» **PROBLEM STATEMENT**: All of the lines below are to be transcribed faithfully, with pictures excluded from the copy.
━━━━━━━━━━━━━━━━━━━━━━━━━━━━━━
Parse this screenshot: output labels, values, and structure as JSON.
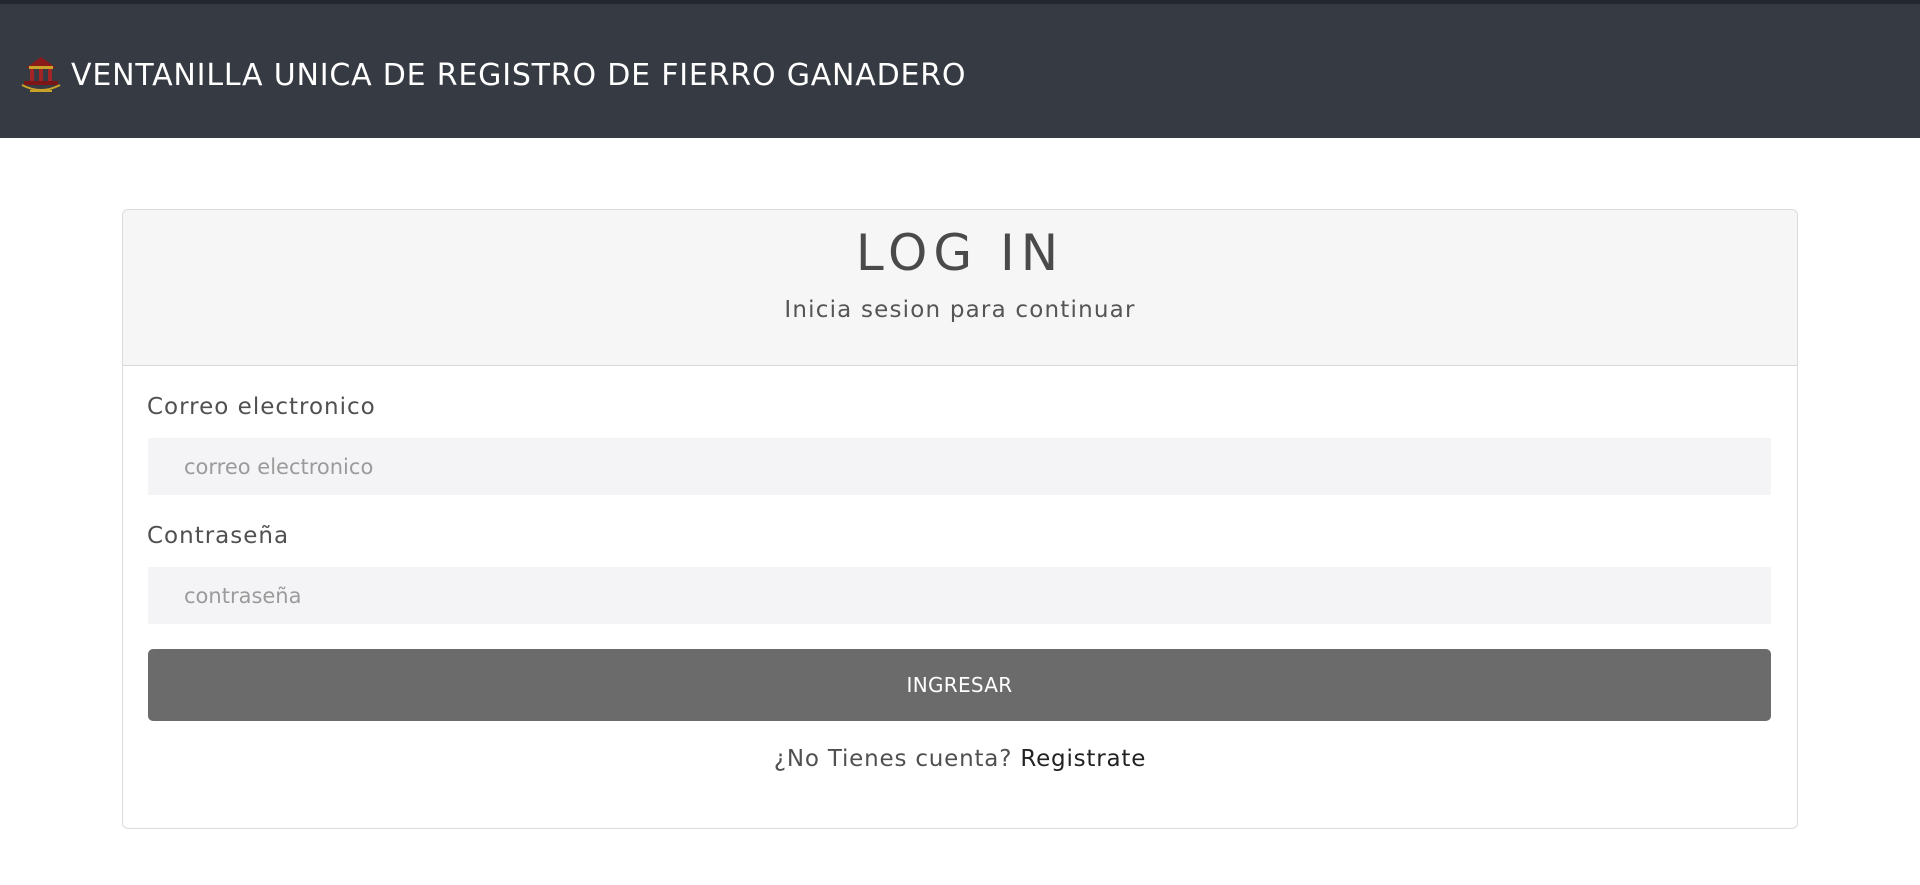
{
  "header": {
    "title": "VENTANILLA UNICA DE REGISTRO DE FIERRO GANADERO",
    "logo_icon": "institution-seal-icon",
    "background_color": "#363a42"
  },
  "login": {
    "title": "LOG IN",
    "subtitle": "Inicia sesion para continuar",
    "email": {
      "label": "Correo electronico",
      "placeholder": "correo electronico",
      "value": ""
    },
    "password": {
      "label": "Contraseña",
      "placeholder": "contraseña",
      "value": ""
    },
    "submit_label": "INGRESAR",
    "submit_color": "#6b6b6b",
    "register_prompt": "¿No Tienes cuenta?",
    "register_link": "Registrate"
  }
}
━━━━━━━━━━━━━━━━━━━━━━━━━━━━━━
» **RESPONSE FOR THIS EXERCISE**:
Parse this screenshot: output labels, values, and structure as JSON.
{
  "header": {
    "title": "VENTANILLA UNICA DE REGISTRO DE FIERRO GANADERO",
    "logo_icon": "institution-seal-icon",
    "background_color": "#363a42"
  },
  "login": {
    "title": "LOG IN",
    "subtitle": "Inicia sesion para continuar",
    "email": {
      "label": "Correo electronico",
      "placeholder": "correo electronico",
      "value": ""
    },
    "password": {
      "label": "Contraseña",
      "placeholder": "contraseña",
      "value": ""
    },
    "submit_label": "INGRESAR",
    "submit_color": "#6b6b6b",
    "register_prompt": "¿No Tienes cuenta?",
    "register_link": "Registrate"
  }
}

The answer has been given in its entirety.